### [Task description]
Below are records; work out how many of their lines contain "nome" and give only that number.
-- begin Task material --
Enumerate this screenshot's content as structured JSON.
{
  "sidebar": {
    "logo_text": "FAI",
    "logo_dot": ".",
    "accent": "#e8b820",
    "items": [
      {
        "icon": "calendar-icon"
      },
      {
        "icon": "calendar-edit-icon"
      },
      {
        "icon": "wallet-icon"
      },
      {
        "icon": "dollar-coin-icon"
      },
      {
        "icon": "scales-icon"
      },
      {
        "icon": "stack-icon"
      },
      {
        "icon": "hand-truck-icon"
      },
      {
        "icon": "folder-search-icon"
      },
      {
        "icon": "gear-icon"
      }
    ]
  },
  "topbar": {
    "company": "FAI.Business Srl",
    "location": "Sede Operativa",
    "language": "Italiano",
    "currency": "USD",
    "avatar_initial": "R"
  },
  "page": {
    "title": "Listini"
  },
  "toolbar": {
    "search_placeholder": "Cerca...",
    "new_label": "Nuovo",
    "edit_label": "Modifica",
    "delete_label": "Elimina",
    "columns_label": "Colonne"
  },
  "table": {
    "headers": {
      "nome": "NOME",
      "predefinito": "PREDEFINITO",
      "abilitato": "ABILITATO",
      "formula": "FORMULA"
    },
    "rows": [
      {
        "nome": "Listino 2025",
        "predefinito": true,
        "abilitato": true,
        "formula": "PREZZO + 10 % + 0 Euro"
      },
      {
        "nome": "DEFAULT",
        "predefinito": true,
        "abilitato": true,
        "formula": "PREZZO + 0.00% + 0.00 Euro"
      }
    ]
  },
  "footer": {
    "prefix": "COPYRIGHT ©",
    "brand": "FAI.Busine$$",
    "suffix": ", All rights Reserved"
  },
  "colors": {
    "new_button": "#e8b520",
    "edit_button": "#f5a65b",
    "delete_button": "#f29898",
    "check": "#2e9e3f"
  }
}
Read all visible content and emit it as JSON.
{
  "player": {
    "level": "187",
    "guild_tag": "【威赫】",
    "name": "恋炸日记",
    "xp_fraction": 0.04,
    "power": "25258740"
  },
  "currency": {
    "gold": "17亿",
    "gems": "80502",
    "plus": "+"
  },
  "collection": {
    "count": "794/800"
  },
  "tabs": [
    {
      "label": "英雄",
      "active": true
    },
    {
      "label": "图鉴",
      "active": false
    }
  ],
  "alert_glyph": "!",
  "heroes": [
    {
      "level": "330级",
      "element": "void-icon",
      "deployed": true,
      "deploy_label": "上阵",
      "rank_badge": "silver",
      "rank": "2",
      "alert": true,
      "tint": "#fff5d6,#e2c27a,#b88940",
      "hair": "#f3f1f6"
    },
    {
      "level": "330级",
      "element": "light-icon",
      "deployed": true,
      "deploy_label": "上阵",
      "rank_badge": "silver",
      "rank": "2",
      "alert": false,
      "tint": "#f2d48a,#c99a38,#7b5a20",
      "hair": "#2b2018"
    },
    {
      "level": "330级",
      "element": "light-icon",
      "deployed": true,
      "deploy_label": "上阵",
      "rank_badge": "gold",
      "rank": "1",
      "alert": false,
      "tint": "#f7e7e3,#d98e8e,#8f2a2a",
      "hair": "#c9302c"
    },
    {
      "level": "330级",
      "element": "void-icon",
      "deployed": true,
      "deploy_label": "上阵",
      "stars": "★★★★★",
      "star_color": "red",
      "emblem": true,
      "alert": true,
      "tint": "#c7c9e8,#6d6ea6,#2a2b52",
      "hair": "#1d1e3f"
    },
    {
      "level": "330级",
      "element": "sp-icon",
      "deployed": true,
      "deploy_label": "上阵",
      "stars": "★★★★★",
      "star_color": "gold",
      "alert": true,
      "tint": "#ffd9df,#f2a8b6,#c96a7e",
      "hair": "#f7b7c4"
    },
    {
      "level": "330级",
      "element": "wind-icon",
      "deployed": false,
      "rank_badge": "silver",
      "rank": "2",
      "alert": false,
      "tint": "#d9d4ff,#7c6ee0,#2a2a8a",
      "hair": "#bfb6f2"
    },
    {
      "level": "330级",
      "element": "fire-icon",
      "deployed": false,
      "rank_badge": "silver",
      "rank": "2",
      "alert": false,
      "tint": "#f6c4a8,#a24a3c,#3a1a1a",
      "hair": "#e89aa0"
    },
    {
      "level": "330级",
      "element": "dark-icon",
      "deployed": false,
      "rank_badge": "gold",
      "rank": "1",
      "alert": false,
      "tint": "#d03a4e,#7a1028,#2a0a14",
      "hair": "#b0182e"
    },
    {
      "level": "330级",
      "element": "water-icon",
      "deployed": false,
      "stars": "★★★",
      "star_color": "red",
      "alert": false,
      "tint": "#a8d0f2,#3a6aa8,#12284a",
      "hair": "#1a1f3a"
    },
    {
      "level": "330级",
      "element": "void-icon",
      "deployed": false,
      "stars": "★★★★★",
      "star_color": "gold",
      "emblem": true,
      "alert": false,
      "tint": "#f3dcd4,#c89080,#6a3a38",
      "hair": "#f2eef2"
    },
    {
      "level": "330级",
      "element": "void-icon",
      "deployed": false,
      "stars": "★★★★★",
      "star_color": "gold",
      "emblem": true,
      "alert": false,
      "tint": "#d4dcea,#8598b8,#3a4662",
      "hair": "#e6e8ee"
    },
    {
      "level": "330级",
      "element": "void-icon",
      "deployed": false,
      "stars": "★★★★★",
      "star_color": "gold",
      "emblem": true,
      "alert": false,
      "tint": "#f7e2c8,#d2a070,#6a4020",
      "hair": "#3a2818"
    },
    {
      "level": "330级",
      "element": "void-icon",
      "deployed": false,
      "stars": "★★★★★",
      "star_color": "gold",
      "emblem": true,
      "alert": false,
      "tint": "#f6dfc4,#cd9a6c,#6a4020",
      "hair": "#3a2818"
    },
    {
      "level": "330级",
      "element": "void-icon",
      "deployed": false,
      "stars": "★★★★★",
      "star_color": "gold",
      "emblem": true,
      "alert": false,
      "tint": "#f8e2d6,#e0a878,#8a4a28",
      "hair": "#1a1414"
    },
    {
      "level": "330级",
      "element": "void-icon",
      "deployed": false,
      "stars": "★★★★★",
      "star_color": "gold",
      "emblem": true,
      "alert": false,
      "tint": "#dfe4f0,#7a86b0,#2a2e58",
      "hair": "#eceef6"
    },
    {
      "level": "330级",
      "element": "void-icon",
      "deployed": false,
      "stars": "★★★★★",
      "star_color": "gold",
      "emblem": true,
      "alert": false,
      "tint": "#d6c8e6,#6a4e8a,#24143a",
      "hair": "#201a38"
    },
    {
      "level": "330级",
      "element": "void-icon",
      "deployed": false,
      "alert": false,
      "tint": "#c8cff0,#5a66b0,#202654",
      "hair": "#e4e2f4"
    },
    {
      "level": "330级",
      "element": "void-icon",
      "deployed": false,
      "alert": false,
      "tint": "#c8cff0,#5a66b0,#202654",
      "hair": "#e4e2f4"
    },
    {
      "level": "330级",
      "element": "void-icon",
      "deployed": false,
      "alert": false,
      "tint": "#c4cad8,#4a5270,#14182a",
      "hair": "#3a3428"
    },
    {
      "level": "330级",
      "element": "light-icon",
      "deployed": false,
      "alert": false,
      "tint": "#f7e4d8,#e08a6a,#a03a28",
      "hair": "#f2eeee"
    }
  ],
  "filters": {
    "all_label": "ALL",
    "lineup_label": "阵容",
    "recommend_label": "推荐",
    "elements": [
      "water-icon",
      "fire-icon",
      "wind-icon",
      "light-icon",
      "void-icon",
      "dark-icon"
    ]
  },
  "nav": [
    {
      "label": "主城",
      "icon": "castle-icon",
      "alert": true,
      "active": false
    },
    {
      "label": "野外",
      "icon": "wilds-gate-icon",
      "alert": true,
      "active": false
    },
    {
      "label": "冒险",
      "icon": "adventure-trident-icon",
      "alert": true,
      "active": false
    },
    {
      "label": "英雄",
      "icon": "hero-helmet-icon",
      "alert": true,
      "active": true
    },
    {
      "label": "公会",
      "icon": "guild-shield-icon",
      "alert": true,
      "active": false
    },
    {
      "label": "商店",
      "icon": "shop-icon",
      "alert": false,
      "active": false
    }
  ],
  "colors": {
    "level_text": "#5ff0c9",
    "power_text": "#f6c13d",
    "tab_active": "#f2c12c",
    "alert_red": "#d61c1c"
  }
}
-- end Task material --
### [Result for this exercise]
3